*Exercise goal*
Convert the entries from the line with "Itemize the components" to the line with "menu-item-label: Vullen... bbox=[25, 249, 63, 261]" into a Markdown table with a Row column for the row number and a Text column for the line, skipping blank lines. Leave the pictures out of the table.

*Records shown*
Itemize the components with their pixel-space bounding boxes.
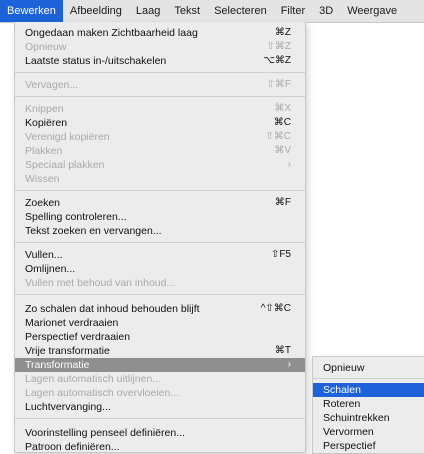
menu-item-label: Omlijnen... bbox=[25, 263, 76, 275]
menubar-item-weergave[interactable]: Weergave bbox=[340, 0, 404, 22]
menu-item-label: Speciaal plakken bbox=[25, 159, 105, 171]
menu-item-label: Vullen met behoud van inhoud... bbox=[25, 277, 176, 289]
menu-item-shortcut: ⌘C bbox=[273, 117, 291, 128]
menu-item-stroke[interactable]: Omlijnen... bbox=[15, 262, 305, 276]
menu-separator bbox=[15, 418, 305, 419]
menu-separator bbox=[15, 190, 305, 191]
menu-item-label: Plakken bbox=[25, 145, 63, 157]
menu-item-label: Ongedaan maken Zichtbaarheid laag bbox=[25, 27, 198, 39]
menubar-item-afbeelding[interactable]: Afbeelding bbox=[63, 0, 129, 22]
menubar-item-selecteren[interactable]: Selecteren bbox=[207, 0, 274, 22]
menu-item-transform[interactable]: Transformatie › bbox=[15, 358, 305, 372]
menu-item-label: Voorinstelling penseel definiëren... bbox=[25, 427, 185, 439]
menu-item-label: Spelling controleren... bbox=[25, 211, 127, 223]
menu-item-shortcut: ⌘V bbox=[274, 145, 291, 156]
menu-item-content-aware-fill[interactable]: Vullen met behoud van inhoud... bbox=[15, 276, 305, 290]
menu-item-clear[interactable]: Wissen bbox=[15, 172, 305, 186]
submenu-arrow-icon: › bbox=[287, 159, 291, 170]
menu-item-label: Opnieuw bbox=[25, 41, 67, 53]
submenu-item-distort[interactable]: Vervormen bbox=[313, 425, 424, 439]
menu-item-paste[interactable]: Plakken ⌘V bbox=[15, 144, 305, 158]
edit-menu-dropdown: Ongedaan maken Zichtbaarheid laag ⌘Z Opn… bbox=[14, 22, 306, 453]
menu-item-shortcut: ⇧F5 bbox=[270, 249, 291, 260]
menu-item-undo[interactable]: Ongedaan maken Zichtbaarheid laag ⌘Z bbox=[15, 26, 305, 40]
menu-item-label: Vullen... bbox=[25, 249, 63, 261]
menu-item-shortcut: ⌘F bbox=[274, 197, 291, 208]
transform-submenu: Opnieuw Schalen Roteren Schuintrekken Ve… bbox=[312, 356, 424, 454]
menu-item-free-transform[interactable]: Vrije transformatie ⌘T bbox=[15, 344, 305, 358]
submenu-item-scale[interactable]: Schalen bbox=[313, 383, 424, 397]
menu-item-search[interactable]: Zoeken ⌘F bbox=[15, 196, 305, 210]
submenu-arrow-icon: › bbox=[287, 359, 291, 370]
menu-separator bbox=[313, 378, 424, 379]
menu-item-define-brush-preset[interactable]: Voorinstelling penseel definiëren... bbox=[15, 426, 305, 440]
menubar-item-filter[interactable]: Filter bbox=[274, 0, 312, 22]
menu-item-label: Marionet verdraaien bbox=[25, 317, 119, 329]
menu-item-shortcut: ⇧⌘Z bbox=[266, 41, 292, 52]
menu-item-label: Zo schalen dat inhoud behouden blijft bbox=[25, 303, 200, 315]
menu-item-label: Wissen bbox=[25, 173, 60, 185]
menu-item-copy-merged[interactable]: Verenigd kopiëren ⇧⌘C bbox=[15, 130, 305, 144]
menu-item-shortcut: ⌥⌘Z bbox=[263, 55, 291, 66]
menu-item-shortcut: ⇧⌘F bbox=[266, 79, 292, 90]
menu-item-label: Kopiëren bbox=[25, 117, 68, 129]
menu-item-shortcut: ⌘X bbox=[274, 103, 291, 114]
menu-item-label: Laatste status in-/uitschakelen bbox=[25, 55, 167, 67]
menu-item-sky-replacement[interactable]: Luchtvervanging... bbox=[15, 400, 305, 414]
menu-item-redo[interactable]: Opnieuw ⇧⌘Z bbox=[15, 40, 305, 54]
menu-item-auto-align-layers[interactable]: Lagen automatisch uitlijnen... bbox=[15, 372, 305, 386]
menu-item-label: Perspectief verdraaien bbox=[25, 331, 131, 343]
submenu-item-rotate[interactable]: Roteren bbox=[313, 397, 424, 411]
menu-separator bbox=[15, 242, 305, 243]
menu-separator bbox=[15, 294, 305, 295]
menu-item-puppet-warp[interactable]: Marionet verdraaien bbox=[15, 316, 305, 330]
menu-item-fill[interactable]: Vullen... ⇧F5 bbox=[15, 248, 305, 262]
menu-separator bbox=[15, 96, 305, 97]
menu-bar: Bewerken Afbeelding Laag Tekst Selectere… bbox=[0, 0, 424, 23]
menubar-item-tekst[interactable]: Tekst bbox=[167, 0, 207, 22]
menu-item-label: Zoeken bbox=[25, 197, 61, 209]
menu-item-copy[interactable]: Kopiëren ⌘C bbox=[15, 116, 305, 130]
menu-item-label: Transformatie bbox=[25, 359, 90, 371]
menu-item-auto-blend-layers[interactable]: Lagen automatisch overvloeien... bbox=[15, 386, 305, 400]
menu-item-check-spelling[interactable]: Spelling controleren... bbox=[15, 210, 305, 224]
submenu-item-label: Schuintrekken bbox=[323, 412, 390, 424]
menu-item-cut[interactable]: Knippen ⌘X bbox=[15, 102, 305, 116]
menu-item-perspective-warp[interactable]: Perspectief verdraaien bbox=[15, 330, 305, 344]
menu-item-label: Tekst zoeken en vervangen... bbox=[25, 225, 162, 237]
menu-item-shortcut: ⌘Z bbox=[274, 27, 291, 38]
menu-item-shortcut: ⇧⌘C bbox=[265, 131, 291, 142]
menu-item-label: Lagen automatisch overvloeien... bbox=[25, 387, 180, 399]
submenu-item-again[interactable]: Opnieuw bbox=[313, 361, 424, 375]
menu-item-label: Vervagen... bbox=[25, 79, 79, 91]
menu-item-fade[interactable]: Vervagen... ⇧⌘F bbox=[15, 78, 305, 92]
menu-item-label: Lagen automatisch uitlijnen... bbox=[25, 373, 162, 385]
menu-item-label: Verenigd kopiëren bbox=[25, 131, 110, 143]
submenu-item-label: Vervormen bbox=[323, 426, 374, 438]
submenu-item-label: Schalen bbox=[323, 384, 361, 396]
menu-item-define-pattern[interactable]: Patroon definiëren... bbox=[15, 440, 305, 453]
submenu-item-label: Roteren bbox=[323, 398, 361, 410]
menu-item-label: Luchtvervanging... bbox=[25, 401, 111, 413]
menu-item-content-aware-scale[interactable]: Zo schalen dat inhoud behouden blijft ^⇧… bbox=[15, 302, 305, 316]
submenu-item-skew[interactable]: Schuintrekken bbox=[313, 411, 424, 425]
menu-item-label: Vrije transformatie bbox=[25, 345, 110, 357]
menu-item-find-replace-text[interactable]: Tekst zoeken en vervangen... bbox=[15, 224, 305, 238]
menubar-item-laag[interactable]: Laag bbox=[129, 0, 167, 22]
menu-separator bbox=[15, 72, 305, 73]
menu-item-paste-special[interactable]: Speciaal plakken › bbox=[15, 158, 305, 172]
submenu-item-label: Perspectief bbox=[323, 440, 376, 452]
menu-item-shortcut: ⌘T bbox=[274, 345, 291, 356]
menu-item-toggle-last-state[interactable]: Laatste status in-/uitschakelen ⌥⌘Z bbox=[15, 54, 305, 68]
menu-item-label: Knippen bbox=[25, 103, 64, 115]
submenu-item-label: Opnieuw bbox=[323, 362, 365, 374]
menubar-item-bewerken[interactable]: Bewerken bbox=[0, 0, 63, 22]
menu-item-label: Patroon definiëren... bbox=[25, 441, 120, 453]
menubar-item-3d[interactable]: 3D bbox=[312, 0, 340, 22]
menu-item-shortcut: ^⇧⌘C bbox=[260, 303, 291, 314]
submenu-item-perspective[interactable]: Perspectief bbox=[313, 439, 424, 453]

==

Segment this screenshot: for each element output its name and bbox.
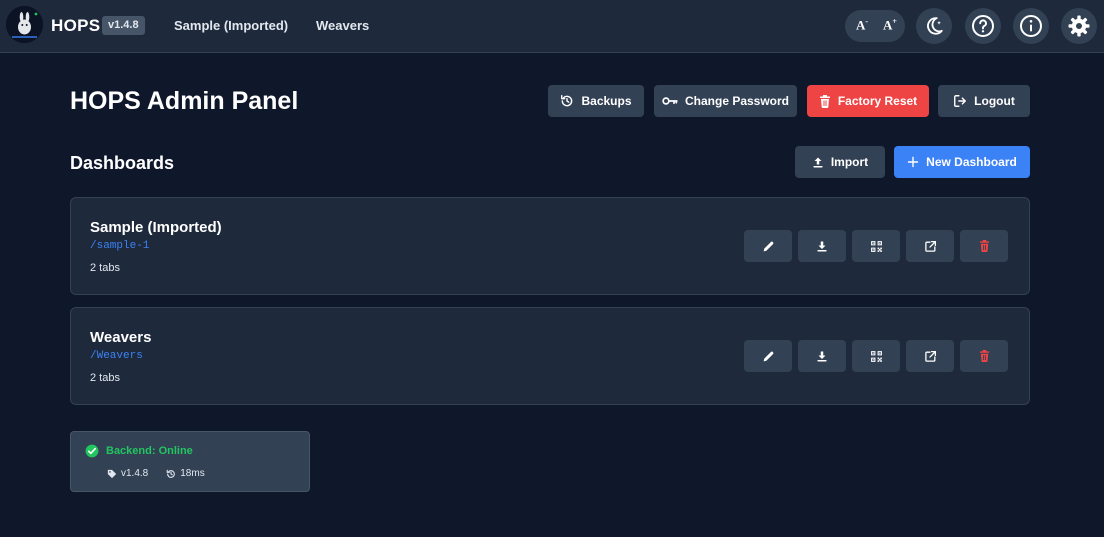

...

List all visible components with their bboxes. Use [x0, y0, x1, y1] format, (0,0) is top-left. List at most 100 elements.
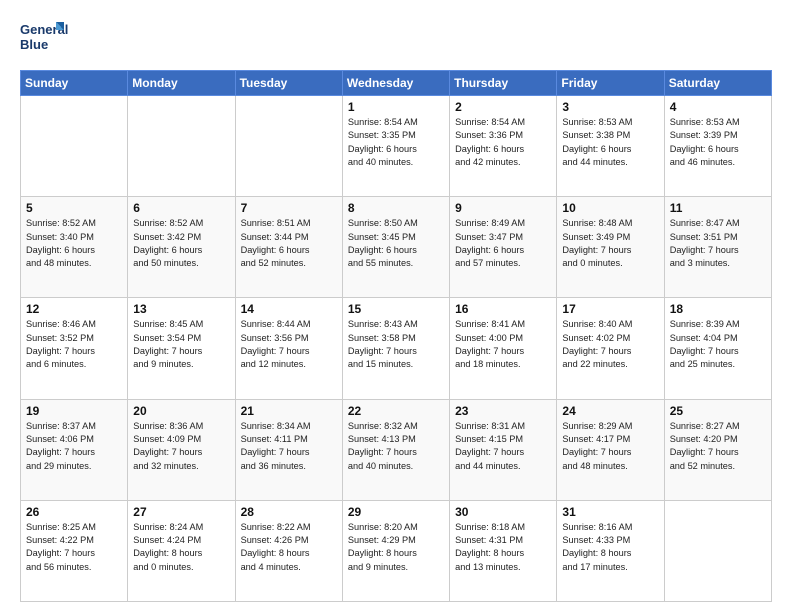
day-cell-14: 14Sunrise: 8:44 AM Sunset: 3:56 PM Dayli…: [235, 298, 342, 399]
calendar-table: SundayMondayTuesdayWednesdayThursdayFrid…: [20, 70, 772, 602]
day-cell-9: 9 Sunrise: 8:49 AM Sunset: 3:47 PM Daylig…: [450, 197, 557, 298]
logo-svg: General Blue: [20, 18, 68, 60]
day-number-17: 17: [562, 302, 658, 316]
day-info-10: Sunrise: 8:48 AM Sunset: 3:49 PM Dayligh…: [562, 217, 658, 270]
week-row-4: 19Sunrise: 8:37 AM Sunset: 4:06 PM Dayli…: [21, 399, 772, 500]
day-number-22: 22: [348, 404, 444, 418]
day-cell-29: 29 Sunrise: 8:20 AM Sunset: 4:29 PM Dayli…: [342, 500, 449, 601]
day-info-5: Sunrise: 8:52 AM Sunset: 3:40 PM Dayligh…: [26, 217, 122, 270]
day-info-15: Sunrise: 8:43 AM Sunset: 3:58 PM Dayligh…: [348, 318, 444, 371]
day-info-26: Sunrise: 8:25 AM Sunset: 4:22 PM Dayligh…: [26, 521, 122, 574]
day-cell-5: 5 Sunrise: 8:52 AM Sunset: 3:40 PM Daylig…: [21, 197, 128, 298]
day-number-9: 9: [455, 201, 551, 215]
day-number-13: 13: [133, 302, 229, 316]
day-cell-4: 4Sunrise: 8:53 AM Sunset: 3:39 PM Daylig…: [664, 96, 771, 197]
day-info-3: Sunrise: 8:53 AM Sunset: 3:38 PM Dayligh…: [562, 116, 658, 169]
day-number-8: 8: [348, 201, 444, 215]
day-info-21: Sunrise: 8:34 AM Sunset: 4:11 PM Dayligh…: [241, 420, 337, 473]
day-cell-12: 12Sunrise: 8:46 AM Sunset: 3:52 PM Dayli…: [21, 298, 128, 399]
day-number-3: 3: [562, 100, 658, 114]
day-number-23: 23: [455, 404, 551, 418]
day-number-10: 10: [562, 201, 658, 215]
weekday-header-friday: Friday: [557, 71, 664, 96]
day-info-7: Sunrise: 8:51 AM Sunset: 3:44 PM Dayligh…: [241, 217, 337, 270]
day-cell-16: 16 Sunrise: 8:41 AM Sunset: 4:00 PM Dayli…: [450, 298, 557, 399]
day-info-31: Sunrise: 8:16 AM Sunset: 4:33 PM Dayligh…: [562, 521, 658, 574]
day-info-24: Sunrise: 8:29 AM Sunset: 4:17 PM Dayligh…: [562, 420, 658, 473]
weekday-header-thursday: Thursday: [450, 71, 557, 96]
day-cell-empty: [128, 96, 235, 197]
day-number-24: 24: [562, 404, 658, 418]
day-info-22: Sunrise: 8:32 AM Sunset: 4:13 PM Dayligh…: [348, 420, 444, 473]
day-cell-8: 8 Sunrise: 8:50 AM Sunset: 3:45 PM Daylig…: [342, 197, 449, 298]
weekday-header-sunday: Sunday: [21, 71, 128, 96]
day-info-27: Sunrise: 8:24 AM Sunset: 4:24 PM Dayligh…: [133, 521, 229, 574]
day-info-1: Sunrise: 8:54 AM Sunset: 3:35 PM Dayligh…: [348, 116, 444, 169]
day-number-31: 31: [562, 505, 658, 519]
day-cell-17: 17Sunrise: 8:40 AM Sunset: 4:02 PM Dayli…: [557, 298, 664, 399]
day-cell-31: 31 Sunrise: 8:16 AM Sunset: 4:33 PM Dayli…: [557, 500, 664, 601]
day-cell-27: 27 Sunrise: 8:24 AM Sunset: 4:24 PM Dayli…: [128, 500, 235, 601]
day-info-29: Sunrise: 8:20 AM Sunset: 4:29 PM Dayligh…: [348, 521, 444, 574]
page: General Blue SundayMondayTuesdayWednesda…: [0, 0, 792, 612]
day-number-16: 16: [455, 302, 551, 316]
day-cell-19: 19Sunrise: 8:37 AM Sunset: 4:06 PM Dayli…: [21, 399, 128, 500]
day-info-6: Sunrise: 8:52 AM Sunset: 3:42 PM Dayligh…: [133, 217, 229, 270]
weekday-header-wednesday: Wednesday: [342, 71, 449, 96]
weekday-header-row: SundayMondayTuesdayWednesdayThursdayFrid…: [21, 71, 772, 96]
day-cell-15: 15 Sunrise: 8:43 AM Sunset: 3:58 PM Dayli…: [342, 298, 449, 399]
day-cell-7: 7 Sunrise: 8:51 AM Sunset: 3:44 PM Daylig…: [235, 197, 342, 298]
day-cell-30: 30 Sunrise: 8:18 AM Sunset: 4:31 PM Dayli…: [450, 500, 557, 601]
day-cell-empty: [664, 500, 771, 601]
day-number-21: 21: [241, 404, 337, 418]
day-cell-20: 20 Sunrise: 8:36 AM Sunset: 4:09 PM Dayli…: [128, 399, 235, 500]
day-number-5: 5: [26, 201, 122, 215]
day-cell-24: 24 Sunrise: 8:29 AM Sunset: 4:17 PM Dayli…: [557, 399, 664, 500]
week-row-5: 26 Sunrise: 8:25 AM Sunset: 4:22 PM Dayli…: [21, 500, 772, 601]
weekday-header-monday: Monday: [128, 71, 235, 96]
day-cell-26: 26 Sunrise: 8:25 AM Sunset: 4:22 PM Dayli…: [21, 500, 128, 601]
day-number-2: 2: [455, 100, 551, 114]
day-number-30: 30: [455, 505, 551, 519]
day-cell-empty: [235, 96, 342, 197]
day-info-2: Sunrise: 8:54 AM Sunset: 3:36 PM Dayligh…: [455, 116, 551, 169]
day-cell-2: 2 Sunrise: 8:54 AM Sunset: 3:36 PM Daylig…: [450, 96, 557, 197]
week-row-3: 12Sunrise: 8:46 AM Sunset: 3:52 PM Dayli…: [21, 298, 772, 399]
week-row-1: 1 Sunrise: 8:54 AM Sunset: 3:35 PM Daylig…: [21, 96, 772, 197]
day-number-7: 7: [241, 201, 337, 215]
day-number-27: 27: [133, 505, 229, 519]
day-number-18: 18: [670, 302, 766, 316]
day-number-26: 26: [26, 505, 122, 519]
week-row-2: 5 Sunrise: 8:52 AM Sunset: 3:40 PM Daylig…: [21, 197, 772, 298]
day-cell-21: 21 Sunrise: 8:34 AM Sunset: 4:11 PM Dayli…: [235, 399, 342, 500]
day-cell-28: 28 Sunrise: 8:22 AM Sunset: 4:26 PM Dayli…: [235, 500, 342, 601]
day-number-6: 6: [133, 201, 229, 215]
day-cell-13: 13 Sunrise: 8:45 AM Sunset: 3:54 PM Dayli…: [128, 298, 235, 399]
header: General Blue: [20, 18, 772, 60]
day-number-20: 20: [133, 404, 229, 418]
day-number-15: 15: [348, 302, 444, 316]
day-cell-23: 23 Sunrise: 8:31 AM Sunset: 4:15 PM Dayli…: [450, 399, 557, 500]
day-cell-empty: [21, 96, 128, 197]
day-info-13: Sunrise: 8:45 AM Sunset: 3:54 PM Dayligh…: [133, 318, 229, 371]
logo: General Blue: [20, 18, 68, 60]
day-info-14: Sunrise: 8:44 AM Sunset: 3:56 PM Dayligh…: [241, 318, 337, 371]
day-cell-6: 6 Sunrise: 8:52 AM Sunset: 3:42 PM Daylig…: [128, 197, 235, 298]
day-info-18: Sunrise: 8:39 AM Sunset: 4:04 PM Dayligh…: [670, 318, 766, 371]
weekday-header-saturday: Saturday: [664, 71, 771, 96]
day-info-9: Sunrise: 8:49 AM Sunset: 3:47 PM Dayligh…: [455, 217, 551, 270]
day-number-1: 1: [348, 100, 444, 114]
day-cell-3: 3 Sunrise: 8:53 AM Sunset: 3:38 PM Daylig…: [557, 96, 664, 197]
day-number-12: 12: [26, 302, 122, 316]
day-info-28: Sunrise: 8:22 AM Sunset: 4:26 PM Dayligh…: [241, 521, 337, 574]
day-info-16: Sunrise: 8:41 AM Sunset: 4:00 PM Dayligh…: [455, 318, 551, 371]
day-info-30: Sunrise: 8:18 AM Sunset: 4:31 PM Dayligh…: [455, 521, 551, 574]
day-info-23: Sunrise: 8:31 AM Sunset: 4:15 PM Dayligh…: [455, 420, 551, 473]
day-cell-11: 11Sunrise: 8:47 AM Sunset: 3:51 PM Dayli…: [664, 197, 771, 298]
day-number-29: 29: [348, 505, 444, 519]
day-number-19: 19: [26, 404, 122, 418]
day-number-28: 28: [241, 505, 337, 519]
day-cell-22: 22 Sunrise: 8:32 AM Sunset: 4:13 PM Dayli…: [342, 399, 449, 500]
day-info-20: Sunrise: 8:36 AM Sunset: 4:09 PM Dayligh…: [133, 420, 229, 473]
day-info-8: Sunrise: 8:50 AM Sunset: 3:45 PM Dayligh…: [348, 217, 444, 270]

*Finished exercise*
| Row | Text |
|---|---|
| 1 | Itemize the components with their pixel-space bounding boxes. |
| 2 | menu-item-label: Omlijnen... bbox=[25, 263, 76, 275] |
| 3 | menubar-item-weergave[interactable]: Weergave bbox=[340, 0, 404, 22] |
| 4 | menu-item-label: Speciaal plakken bbox=[25, 159, 105, 171] |
| 5 | menu-item-label: Vullen met behoud van inhoud... bbox=[25, 277, 176, 289] |
| 6 | menu-item-shortcut: ⌘C bbox=[273, 117, 291, 128] |
| 7 | menu-item-stroke[interactable]: Omlijnen... bbox=[15, 262, 305, 276] |
| 8 | menu-separator bbox=[15, 418, 305, 419] |
| 9 | menu-separator bbox=[15, 190, 305, 191] |
| 10 | menu-item-label: Plakken bbox=[25, 145, 63, 157] |
| 11 | menu-item-label: Ongedaan maken Zichtbaarheid laag bbox=[25, 27, 198, 39] |
| 12 | menubar-item-afbeelding[interactable]: Afbeelding bbox=[63, 0, 129, 22] |
| 13 | menubar-item-selecteren[interactable]: Selecteren bbox=[207, 0, 274, 22] |
| 14 | menu-item-transform[interactable]: Transformatie › bbox=[15, 358, 305, 372] |
| 15 | menu-item-label: Voorinstelling penseel definiëren... bbox=[25, 427, 185, 439] |
| 16 | menu-item-label: Spelling controleren... bbox=[25, 211, 127, 223] |
| 17 | menu-item-shortcut: ⌘V bbox=[274, 145, 291, 156] |
| 18 | menu-item-content-aware-fill[interactable]: Vullen met behoud van inhoud... bbox=[15, 276, 305, 290] |
| 19 | menu-item-clear[interactable]: Wissen bbox=[15, 172, 305, 186] |
| 20 | submenu-arrow-icon: › bbox=[287, 159, 291, 170] |
| 21 | menu-item-label: Opnieuw bbox=[25, 41, 67, 53] |
| 22 | submenu-item-distort[interactable]: Vervormen bbox=[313, 425, 424, 439] |
| 23 | menu-item-paste[interactable]: Plakken ⌘V bbox=[15, 144, 305, 158] |
| 24 | edit-menu-dropdown: Ongedaan maken Zichtbaarheid laag ⌘Z Opn… bbox=[14, 22, 306, 453] |
| 25 | menu-item-shortcut: ⇧F5 bbox=[270, 249, 291, 260] |
| 26 | menu-item-undo[interactable]: Ongedaan maken Zichtbaarheid laag ⌘Z bbox=[15, 26, 305, 40] |
| 27 | menu-item-label: Vullen... bbox=[25, 249, 63, 261] |